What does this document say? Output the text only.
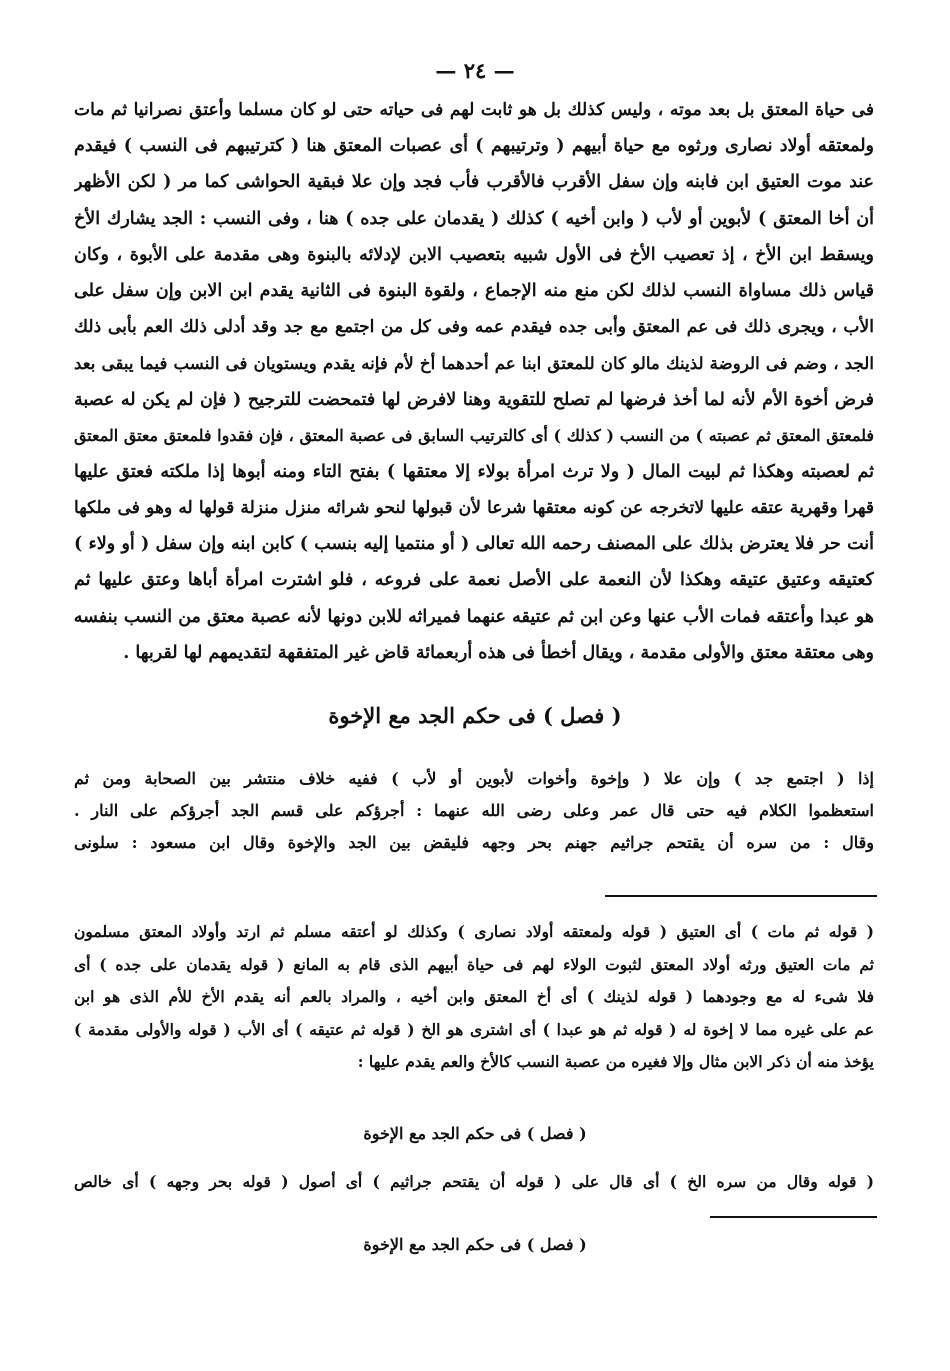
— ٢٤ —
فى حياة المعتق بل بعد موته ، وليس كذلك بل هو ثابت لهم فى حياته حتى لو كان مسلما وأعتق نصرانيا ثم مات
ولمعتقه أولاد نصارى ورثوه مع حياة أبيهم ( وترتيبهم ) أى عصبات المعتق هنا ( كترتيبهم فى النسب ) فيقدم
عند موت العتيق ابن فابنه وإن سفل الأقرب فالأقرب فأب فجد وإن علا فبقية الحواشى كما مر ( لكن الأظهر
أن أخا المعتق ) لأبوين أو لأب ( وابن أخيه ) كذلك ( يقدمان على جده ) هنا ، وفى النسب : الجد يشارك الأخ
ويسقط ابن الأخ ، إذ تعصيب الأخ فى الأول شبيه بتعصيب الابن لإدلائه بالبنوة وهى مقدمة على الأبوة ، وكان
قياس ذلك مساواة النسب لذلك لكن منع منه الإجماع ، ولقوة البنوة فى الثانية يقدم ابن الابن وإن سفل على
الأب ، ويجرى ذلك فى عم المعتق وأبى جده فيقدم عمه وفى كل من اجتمع مع جد وقد أدلى ذلك العم بأبى ذلك
الجد ، وضم فى الروضة لذينك مالو كان للمعتق ابنا عم أحدهما أخ لأم فإنه يقدم ويستويان فى النسب فيما يبقى بعد
فرض أخوة الأم لأنه لما أخذ فرضها لم تصلح للتقوية وهنا لافرض لها فتمحضت للترجيح ( فإن لم يكن له عصبة
فلمعتق المعتق ثم عصبته ) من النسب ( كذلك ) أى كالترتيب السابق فى عصبة المعتق ، فإن فقدوا فلمعتق معتق المعتق
ثم لعصبته وهكذا ثم لبيت المال ( ولا ترث امرأة بولاء إلا معتقها ) بفتح التاء ومنه أبوها إذا ملكته فعتق عليها
قهرا وقهرية عتقه عليها لاتخرجه عن كونه معتقها شرعا لأن قبولها لنحو شرائه منزل منزلة قولها له وهو فى ملكها
أنت حر فلا يعترض بذلك على المصنف رحمه الله تعالى ( أو منتميا إليه بنسب ) كابن ابنه وإن سفل ( أو ولاء )
كعتيقه وعتيق عتيقه وهكذا لأن النعمة على الأصل نعمة على فروعه ، فلو اشترت امرأة أباها وعتق عليها ثم
هو عبدا وأعتقه فمات الأب عنها وعن ابن ثم عتيقه عنهما فميراثه للابن دونها لأنه عصبة معتق من النسب بنفسه
وهى معتقة معتق والأولى مقدمة ، ويقال أخطأ فى هذه أربعمائة قاض غير المتفقهة لتقديمهم لها لقربها .
( فصل ) فى حكم الجد مع الإخوة
إذا ( اجتمع جد ) وإن علا ( وإخوة وأخوات لأبوين أو لأب ) ففيه خلاف منتشر بين الصحابة ومن ثم
استعظموا الكلام فيه حتى قال عمر وعلى رضى الله عنهما : أجرؤكم على قسم الجد أجرؤكم على النار .
وقال : من سره أن يقتحم جراثيم جهنم بحر وجهه فليقض بين الجد والإخوة وقال ابن مسعود : سلونى
( قوله ثم مات ) أى العتيق ( قوله ولمعتقه أولاد نصارى ) وكذلك لو أعتقه مسلم ثم ارتد وأولاد المعتق مسلمون
ثم مات العتيق ورثه أولاد المعتق لثبوت الولاء لهم فى حياة أبيهم الذى قام به المانع ( قوله يقدمان على جده ) أى
فلا شىء له مع وجودهما ( قوله لذينك ) أى أخ المعتق وابن أخيه ، والمراد بالعم أنه يقدم الأخ للأم الذى هو ابن
عم على غيره مما لا إخوة له ( قوله ثم هو عبدا ) أى اشترى هو الخ ( قوله ثم عتيقه ) أى الأب ( قوله والأولى مقدمة )
يؤخذ منه أن ذكر الابن مثال وإلا فغيره من عصبة النسب كالأخ والعم يقدم عليها :
( فصل ) فى حكم الجد مع الإخوة
( قوله وقال من سره الخ ) أى قال على ( قوله أن يقتحم جراثيم ) أى أصول ( قوله بحر وجهه ) أى خالص
( فصل ) فى حكم الجد مع الإخوة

- _WHAT YOU HAVE TO DO_: Reproduce the material above verbatim; omit every picture.

- _OUTPUT OF THE EXERCISE_:
What does this document say? Output the text only.
— ٢٤ —
فى حياة المعتق بل بعد موته ، وليس كذلك بل هو ثابت لهم فى حياته حتى لو كان مسلما وأعتق نصرانيا ثم مات
ولمعتقه أولاد نصارى ورثوه مع حياة أبيهم ( وترتيبهم ) أى عصبات المعتق هنا ( كترتيبهم فى النسب ) فيقدم
عند موت العتيق ابن فابنه وإن سفل الأقرب فالأقرب فأب فجد وإن علا فبقية الحواشى كما مر ( لكن الأظهر
أن أخا المعتق ) لأبوين أو لأب ( وابن أخيه ) كذلك ( يقدمان على جده ) هنا ، وفى النسب : الجد يشارك الأخ
ويسقط ابن الأخ ، إذ تعصيب الأخ فى الأول شبيه بتعصيب الابن لإدلائه بالبنوة وهى مقدمة على الأبوة ، وكان
قياس ذلك مساواة النسب لذلك لكن منع منه الإجماع ، ولقوة البنوة فى الثانية يقدم ابن الابن وإن سفل على
الأب ، ويجرى ذلك فى عم المعتق وأبى جده فيقدم عمه وفى كل من اجتمع مع جد وقد أدلى ذلك العم بأبى ذلك
الجد ، وضم فى الروضة لذينك مالو كان للمعتق ابنا عم أحدهما أخ لأم فإنه يقدم ويستويان فى النسب فيما يبقى بعد
فرض أخوة الأم لأنه لما أخذ فرضها لم تصلح للتقوية وهنا لافرض لها فتمحضت للترجيح ( فإن لم يكن له عصبة
فلمعتق المعتق ثم عصبته ) من النسب ( كذلك ) أى كالترتيب السابق فى عصبة المعتق ، فإن فقدوا فلمعتق معتق المعتق
ثم لعصبته وهكذا ثم لبيت المال ( ولا ترث امرأة بولاء إلا معتقها ) بفتح التاء ومنه أبوها إذا ملكته فعتق عليها
قهرا وقهرية عتقه عليها لاتخرجه عن كونه معتقها شرعا لأن قبولها لنحو شرائه منزل منزلة قولها له وهو فى ملكها
أنت حر فلا يعترض بذلك على المصنف رحمه الله تعالى ( أو منتميا إليه بنسب ) كابن ابنه وإن سفل ( أو ولاء )
كعتيقه وعتيق عتيقه وهكذا لأن النعمة على الأصل نعمة على فروعه ، فلو اشترت امرأة أباها وعتق عليها ثم
هو عبدا وأعتقه فمات الأب عنها وعن ابن ثم عتيقه عنهما فميراثه للابن دونها لأنه عصبة معتق من النسب بنفسه
وهى معتقة معتق والأولى مقدمة ، ويقال أخطأ فى هذه أربعمائة قاض غير المتفقهة لتقديمهم لها لقربها .
( فصل ) فى حكم الجد مع الإخوة
إذا ( اجتمع جد ) وإن علا ( وإخوة وأخوات لأبوين أو لأب ) ففيه خلاف منتشر بين الصحابة ومن ثم
استعظموا الكلام فيه حتى قال عمر وعلى رضى الله عنهما : أجرؤكم على قسم الجد أجرؤكم على النار .
وقال : من سره أن يقتحم جراثيم جهنم بحر وجهه فليقض بين الجد والإخوة وقال ابن مسعود : سلونى
( قوله ثم مات ) أى العتيق ( قوله ولمعتقه أولاد نصارى ) وكذلك لو أعتقه مسلم ثم ارتد وأولاد المعتق مسلمون
ثم مات العتيق ورثه أولاد المعتق لثبوت الولاء لهم فى حياة أبيهم الذى قام به المانع ( قوله يقدمان على جده ) أى
فلا شىء له مع وجودهما ( قوله لذينك ) أى أخ المعتق وابن أخيه ، والمراد بالعم أنه يقدم الأخ للأم الذى هو ابن
عم على غيره مما لا إخوة له ( قوله ثم هو عبدا ) أى اشترى هو الخ ( قوله ثم عتيقه ) أى الأب ( قوله والأولى مقدمة )
يؤخذ منه أن ذكر الابن مثال وإلا فغيره من عصبة النسب كالأخ والعم يقدم عليها :
( فصل ) فى حكم الجد مع الإخوة
( قوله وقال من سره الخ ) أى قال على ( قوله أن يقتحم جراثيم ) أى أصول ( قوله بحر وجهه ) أى خالص
( فصل ) فى حكم الجد مع الإخوة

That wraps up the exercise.